Dataset excerpts
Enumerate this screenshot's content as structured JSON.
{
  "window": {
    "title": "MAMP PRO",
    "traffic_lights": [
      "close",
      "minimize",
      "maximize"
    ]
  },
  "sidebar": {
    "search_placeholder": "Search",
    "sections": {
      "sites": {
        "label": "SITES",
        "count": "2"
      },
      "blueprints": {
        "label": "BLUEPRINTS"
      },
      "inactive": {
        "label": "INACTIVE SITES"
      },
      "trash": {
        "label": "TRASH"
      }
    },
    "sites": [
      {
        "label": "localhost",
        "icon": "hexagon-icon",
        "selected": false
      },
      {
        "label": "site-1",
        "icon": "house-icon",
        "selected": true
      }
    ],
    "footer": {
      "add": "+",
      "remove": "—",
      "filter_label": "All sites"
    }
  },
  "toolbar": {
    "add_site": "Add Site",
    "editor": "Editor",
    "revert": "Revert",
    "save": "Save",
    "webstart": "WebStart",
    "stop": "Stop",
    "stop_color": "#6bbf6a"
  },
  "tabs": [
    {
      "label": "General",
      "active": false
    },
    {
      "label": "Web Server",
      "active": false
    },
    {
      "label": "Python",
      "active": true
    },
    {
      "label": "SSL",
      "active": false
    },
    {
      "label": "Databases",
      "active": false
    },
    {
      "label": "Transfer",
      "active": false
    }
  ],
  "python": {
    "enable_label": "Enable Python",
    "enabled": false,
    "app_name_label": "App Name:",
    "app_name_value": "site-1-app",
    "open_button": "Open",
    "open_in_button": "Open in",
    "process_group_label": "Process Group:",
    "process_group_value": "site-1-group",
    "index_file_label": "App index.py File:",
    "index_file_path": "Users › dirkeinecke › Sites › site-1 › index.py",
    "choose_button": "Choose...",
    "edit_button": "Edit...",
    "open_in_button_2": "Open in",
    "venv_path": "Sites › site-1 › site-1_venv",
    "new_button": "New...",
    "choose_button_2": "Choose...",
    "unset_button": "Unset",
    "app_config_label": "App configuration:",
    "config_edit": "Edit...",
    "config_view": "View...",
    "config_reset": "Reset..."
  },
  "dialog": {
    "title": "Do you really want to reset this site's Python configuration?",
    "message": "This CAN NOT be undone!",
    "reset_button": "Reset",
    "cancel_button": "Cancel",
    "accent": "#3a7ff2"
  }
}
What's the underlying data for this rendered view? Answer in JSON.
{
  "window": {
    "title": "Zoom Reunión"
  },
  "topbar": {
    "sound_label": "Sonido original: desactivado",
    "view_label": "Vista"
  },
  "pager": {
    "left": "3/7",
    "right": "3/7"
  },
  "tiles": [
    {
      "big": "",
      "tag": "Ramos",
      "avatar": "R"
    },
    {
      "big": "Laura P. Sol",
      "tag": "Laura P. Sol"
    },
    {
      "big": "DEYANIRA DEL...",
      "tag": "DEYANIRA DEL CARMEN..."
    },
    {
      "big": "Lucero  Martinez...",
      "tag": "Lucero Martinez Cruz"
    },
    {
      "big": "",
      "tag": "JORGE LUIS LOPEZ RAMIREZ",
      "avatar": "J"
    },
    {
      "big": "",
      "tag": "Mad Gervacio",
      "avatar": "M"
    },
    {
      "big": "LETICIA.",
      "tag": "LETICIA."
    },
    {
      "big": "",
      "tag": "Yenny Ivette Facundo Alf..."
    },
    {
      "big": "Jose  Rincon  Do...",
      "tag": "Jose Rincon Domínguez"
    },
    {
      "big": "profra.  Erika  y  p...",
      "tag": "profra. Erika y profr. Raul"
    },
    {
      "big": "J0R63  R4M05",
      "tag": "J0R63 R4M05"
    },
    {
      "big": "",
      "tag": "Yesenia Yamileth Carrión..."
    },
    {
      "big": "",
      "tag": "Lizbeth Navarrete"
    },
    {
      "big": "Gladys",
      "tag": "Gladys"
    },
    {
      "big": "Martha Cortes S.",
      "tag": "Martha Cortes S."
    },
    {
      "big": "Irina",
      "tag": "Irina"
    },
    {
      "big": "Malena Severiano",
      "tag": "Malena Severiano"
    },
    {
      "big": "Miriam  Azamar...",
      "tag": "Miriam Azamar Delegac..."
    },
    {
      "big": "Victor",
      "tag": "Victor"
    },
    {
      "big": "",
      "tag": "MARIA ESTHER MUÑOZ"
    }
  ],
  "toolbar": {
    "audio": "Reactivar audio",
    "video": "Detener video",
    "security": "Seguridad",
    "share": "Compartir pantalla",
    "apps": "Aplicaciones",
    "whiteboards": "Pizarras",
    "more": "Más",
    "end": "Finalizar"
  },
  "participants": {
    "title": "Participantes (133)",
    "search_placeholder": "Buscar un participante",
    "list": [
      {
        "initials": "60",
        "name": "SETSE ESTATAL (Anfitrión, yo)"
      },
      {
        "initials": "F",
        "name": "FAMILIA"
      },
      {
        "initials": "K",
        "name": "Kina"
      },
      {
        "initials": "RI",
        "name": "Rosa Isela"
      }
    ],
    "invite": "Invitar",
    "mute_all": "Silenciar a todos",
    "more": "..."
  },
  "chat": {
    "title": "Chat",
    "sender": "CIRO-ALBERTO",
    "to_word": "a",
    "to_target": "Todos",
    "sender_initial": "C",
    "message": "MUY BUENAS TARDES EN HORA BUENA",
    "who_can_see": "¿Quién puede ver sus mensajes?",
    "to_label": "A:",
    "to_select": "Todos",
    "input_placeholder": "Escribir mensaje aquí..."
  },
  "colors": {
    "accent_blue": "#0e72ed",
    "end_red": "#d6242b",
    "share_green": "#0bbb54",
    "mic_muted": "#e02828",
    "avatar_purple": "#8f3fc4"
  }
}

Exercise objective
Please reproduce each record precisely as written.

In response
Enumerate this screenshot's content as structured JSON.
{
  "window": {
    "title": "MAMP PRO",
    "traffic_lights": [
      "close",
      "minimize",
      "maximize"
    ]
  },
  "sidebar": {
    "search_placeholder": "Search",
    "sections": {
      "sites": {
        "label": "SITES",
        "count": "2"
      },
      "blueprints": {
        "label": "BLUEPRINTS"
      },
      "inactive": {
        "label": "INACTIVE SITES"
      },
      "trash": {
        "label": "TRASH"
      }
    },
    "sites": [
      {
        "label": "localhost",
        "icon": "hexagon-icon",
        "selected": false
      },
      {
        "label": "site-1",
        "icon": "house-icon",
        "selected": true
      }
    ],
    "footer": {
      "add": "+",
      "remove": "—",
      "filter_label": "All sites"
    }
  },
  "toolbar": {
    "add_site": "Add Site",
    "editor": "Editor",
    "revert": "Revert",
    "save": "Save",
    "webstart": "WebStart",
    "stop": "Stop",
    "stop_color": "#6bbf6a"
  },
  "tabs": [
    {
      "label": "General",
      "active": false
    },
    {
      "label": "Web Server",
      "active": false
    },
    {
      "label": "Python",
      "active": true
    },
    {
      "label": "SSL",
      "active": false
    },
    {
      "label": "Databases",
      "active": false
    },
    {
      "label": "Transfer",
      "active": false
    }
  ],
  "python": {
    "enable_label": "Enable Python",
    "enabled": false,
    "app_name_label": "App Name:",
    "app_name_value": "site-1-app",
    "open_button": "Open",
    "open_in_button": "Open in",
    "process_group_label": "Process Group:",
    "process_group_value": "site-1-group",
    "index_file_label": "App index.py File:",
    "index_file_path": "Users › dirkeinecke › Sites › site-1 › index.py",
    "choose_button": "Choose...",
    "edit_button": "Edit...",
    "open_in_button_2": "Open in",
    "venv_path": "Sites › site-1 › site-1_venv",
    "new_button": "New...",
    "choose_button_2": "Choose...",
    "unset_button": "Unset",
    "app_config_label": "App configuration:",
    "config_edit": "Edit...",
    "config_view": "View...",
    "config_reset": "Reset..."
  },
  "dialog": {
    "title": "Do you really want to reset this site's Python configuration?",
    "message": "This CAN NOT be undone!",
    "reset_button": "Reset",
    "cancel_button": "Cancel",
    "accent": "#3a7ff2"
  }
}
What's the underlying data for this rendered view? Answer in JSON.
{
  "window": {
    "title": "Zoom Reunión"
  },
  "topbar": {
    "sound_label": "Sonido original: desactivado",
    "view_label": "Vista"
  },
  "pager": {
    "left": "3/7",
    "right": "3/7"
  },
  "tiles": [
    {
      "big": "",
      "tag": "Ramos",
      "avatar": "R"
    },
    {
      "big": "Laura P. Sol",
      "tag": "Laura P. Sol"
    },
    {
      "big": "DEYANIRA DEL...",
      "tag": "DEYANIRA DEL CARMEN..."
    },
    {
      "big": "Lucero  Martinez...",
      "tag": "Lucero Martinez Cruz"
    },
    {
      "big": "",
      "tag": "JORGE LUIS LOPEZ RAMIREZ",
      "avatar": "J"
    },
    {
      "big": "",
      "tag": "Mad Gervacio",
      "avatar": "M"
    },
    {
      "big": "LETICIA.",
      "tag": "LETICIA."
    },
    {
      "big": "",
      "tag": "Yenny Ivette Facundo Alf..."
    },
    {
      "big": "Jose  Rincon  Do...",
      "tag": "Jose Rincon Domínguez"
    },
    {
      "big": "profra.  Erika  y  p...",
      "tag": "profra. Erika y profr. Raul"
    },
    {
      "big": "J0R63  R4M05",
      "tag": "J0R63 R4M05"
    },
    {
      "big": "",
      "tag": "Yesenia Yamileth Carrión..."
    },
    {
      "big": "",
      "tag": "Lizbeth Navarrete"
    },
    {
      "big": "Gladys",
      "tag": "Gladys"
    },
    {
      "big": "Martha Cortes S.",
      "tag": "Martha Cortes S."
    },
    {
      "big": "Irina",
      "tag": "Irina"
    },
    {
      "big": "Malena Severiano",
      "tag": "Malena Severiano"
    },
    {
      "big": "Miriam  Azamar...",
      "tag": "Miriam Azamar Delegac..."
    },
    {
      "big": "Victor",
      "tag": "Victor"
    },
    {
      "big": "",
      "tag": "MARIA ESTHER MUÑOZ"
    }
  ],
  "toolbar": {
    "audio": "Reactivar audio",
    "video": "Detener video",
    "security": "Seguridad",
    "share": "Compartir pantalla",
    "apps": "Aplicaciones",
    "whiteboards": "Pizarras",
    "more": "Más",
    "end": "Finalizar"
  },
  "participants": {
    "title": "Participantes (133)",
    "search_placeholder": "Buscar un participante",
    "list": [
      {
        "initials": "60",
        "name": "SETSE ESTATAL (Anfitrión, yo)"
      },
      {
        "initials": "F",
        "name": "FAMILIA"
      },
      {
        "initials": "K",
        "name": "Kina"
      },
      {
        "initials": "RI",
        "name": "Rosa Isela"
      }
    ],
    "invite": "Invitar",
    "mute_all": "Silenciar a todos",
    "more": "..."
  },
  "chat": {
    "title": "Chat",
    "sender": "CIRO-ALBERTO",
    "to_word": "a",
    "to_target": "Todos",
    "sender_initial": "C",
    "message": "MUY BUENAS TARDES EN HORA BUENA",
    "who_can_see": "¿Quién puede ver sus mensajes?",
    "to_label": "A:",
    "to_select": "Todos",
    "input_placeholder": "Escribir mensaje aquí..."
  },
  "colors": {
    "accent_blue": "#0e72ed",
    "end_red": "#d6242b",
    "share_green": "#0bbb54",
    "mic_muted": "#e02828",
    "avatar_purple": "#8f3fc4"
  }
}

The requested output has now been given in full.